* _SUPPLIED MATERIAL_:
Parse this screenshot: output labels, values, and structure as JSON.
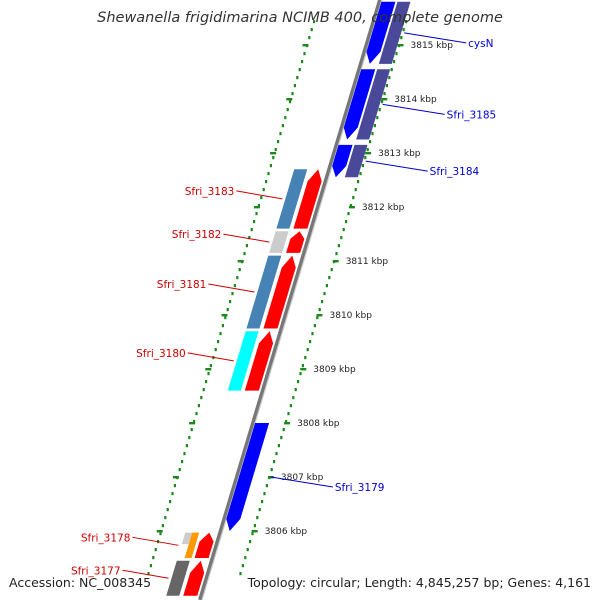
{
  "title": "Shewanella frigidimarina NCIMB 400, complete genome",
  "footer": {
    "accession": "Accession: NC_008345",
    "topology": "Topology: circular; Length: 4,845,257 bp; Genes: 4,161"
  },
  "colors": {
    "backbone": "#888888",
    "dots": "#1a8a1a",
    "forward_label": "#0000cc",
    "reverse_label": "#cc0000",
    "cds_forward": "#0000ff",
    "cds_reverse": "#ff0000",
    "cog_purple": "#4a4898",
    "cog_steelblue": "#4682b4",
    "cog_cyan": "#00ffff",
    "cog_lightgray": "#cccccc",
    "cog_orange": "#ff9900",
    "cog_darkgray": "#666666"
  },
  "ticks": [
    {
      "label": "3815 kbp",
      "kbp": 3815
    },
    {
      "label": "3814 kbp",
      "kbp": 3814
    },
    {
      "label": "3813 kbp",
      "kbp": 3813
    },
    {
      "label": "3812 kbp",
      "kbp": 3812
    },
    {
      "label": "3811 kbp",
      "kbp": 3811
    },
    {
      "label": "3810 kbp",
      "kbp": 3810
    },
    {
      "label": "3809 kbp",
      "kbp": 3809
    },
    {
      "label": "3808 kbp",
      "kbp": 3808
    },
    {
      "label": "3807 kbp",
      "kbp": 3807
    },
    {
      "label": "3806 kbp",
      "kbp": 3806
    }
  ],
  "genes": [
    {
      "label": "cysN",
      "strand": "forward",
      "start_kbp": 3814.65,
      "end_kbp": 3815.8,
      "cog": "cog_purple"
    },
    {
      "label": "Sfri_3185",
      "strand": "forward",
      "start_kbp": 3813.25,
      "end_kbp": 3814.55,
      "cog": "cog_purple"
    },
    {
      "label": "Sfri_3184",
      "strand": "forward",
      "start_kbp": 3812.55,
      "end_kbp": 3813.15,
      "cog": "cog_purple"
    },
    {
      "label": "Sfri_3183",
      "strand": "reverse",
      "start_kbp": 3811.6,
      "end_kbp": 3812.7,
      "cog": "cog_steelblue"
    },
    {
      "label": "Sfri_3182",
      "strand": "reverse",
      "start_kbp": 3811.15,
      "end_kbp": 3811.55,
      "cog": "cog_lightgray"
    },
    {
      "label": "Sfri_3181",
      "strand": "reverse",
      "start_kbp": 3809.75,
      "end_kbp": 3811.1,
      "cog": "cog_steelblue"
    },
    {
      "label": "Sfri_3180",
      "strand": "reverse",
      "start_kbp": 3808.6,
      "end_kbp": 3809.7,
      "cog": "cog_cyan"
    },
    {
      "label": "Sfri_3179",
      "strand": "forward",
      "start_kbp": 3806.0,
      "end_kbp": 3808.0,
      "cog": null
    },
    {
      "label": "Sfri_3178",
      "strand": "reverse",
      "start_kbp": 3805.5,
      "end_kbp": 3805.97,
      "cog": "cog_orange",
      "cog2": "cog_lightgray"
    },
    {
      "label": "Sfri_3177",
      "strand": "reverse",
      "start_kbp": 3804.8,
      "end_kbp": 3805.45,
      "cog": "cog_darkgray"
    }
  ]
}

* _WHAT IS REQUIRED_:
The data is to be restated word for word, with any pictures set aside.

* _SOLUTION FOR THIS PROBLEM_:
Parse this screenshot: output labels, values, and structure as JSON.
{
  "title": "Shewanella frigidimarina NCIMB 400, complete genome",
  "footer": {
    "accession": "Accession: NC_008345",
    "topology": "Topology: circular; Length: 4,845,257 bp; Genes: 4,161"
  },
  "colors": {
    "backbone": "#888888",
    "dots": "#1a8a1a",
    "forward_label": "#0000cc",
    "reverse_label": "#cc0000",
    "cds_forward": "#0000ff",
    "cds_reverse": "#ff0000",
    "cog_purple": "#4a4898",
    "cog_steelblue": "#4682b4",
    "cog_cyan": "#00ffff",
    "cog_lightgray": "#cccccc",
    "cog_orange": "#ff9900",
    "cog_darkgray": "#666666"
  },
  "ticks": [
    {
      "label": "3815 kbp",
      "kbp": 3815
    },
    {
      "label": "3814 kbp",
      "kbp": 3814
    },
    {
      "label": "3813 kbp",
      "kbp": 3813
    },
    {
      "label": "3812 kbp",
      "kbp": 3812
    },
    {
      "label": "3811 kbp",
      "kbp": 3811
    },
    {
      "label": "3810 kbp",
      "kbp": 3810
    },
    {
      "label": "3809 kbp",
      "kbp": 3809
    },
    {
      "label": "3808 kbp",
      "kbp": 3808
    },
    {
      "label": "3807 kbp",
      "kbp": 3807
    },
    {
      "label": "3806 kbp",
      "kbp": 3806
    }
  ],
  "genes": [
    {
      "label": "cysN",
      "strand": "forward",
      "start_kbp": 3814.65,
      "end_kbp": 3815.8,
      "cog": "cog_purple"
    },
    {
      "label": "Sfri_3185",
      "strand": "forward",
      "start_kbp": 3813.25,
      "end_kbp": 3814.55,
      "cog": "cog_purple"
    },
    {
      "label": "Sfri_3184",
      "strand": "forward",
      "start_kbp": 3812.55,
      "end_kbp": 3813.15,
      "cog": "cog_purple"
    },
    {
      "label": "Sfri_3183",
      "strand": "reverse",
      "start_kbp": 3811.6,
      "end_kbp": 3812.7,
      "cog": "cog_steelblue"
    },
    {
      "label": "Sfri_3182",
      "strand": "reverse",
      "start_kbp": 3811.15,
      "end_kbp": 3811.55,
      "cog": "cog_lightgray"
    },
    {
      "label": "Sfri_3181",
      "strand": "reverse",
      "start_kbp": 3809.75,
      "end_kbp": 3811.1,
      "cog": "cog_steelblue"
    },
    {
      "label": "Sfri_3180",
      "strand": "reverse",
      "start_kbp": 3808.6,
      "end_kbp": 3809.7,
      "cog": "cog_cyan"
    },
    {
      "label": "Sfri_3179",
      "strand": "forward",
      "start_kbp": 3806.0,
      "end_kbp": 3808.0,
      "cog": null
    },
    {
      "label": "Sfri_3178",
      "strand": "reverse",
      "start_kbp": 3805.5,
      "end_kbp": 3805.97,
      "cog": "cog_orange",
      "cog2": "cog_lightgray"
    },
    {
      "label": "Sfri_3177",
      "strand": "reverse",
      "start_kbp": 3804.8,
      "end_kbp": 3805.45,
      "cog": "cog_darkgray"
    }
  ]
}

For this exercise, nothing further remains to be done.